Task data:

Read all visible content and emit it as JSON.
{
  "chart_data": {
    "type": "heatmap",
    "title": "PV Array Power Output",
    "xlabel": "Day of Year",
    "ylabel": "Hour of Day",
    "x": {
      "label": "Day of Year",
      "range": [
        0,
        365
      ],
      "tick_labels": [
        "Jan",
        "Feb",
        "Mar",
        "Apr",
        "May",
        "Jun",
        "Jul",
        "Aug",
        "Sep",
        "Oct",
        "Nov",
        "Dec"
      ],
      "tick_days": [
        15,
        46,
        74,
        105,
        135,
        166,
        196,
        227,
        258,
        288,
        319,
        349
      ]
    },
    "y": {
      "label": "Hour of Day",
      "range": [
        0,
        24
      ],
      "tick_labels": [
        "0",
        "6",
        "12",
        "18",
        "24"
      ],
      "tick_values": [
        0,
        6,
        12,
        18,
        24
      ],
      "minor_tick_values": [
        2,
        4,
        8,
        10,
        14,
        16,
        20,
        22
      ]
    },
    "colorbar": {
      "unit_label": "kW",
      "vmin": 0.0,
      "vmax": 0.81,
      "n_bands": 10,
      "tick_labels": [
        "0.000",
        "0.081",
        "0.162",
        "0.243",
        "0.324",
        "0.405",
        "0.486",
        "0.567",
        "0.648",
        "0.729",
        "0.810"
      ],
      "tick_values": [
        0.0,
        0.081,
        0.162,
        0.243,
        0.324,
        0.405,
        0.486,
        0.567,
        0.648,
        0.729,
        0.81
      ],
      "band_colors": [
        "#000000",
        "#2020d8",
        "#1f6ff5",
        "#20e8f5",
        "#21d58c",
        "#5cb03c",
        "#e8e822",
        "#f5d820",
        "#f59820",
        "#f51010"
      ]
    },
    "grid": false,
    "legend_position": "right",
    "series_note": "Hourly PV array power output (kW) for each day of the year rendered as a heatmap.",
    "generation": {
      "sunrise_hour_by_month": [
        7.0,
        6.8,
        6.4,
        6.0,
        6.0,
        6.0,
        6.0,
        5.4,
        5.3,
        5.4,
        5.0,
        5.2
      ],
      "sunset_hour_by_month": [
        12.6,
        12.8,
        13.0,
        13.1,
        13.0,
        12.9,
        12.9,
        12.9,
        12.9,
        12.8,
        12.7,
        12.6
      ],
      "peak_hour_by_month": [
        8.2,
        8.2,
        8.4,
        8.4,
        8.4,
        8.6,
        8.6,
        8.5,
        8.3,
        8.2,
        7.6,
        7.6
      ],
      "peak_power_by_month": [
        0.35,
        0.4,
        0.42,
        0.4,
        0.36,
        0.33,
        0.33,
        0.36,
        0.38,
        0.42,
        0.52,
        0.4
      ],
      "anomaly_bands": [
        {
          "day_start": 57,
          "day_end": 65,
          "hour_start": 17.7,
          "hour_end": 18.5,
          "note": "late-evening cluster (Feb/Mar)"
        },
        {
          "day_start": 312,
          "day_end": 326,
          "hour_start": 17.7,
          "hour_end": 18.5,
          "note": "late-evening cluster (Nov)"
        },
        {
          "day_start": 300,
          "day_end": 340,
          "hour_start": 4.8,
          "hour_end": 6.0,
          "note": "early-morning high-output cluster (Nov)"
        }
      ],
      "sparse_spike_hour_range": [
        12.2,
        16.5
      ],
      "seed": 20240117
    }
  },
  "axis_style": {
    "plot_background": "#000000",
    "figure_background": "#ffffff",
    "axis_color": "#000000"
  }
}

Exercise:
Copy out all lines above that include the string "cluster".

Correct answer:
          "note": "late-evening cluster (Feb/Mar)"
          "note": "late-evening cluster (Nov)"
          "note": "early-morning high-output cluster (Nov)"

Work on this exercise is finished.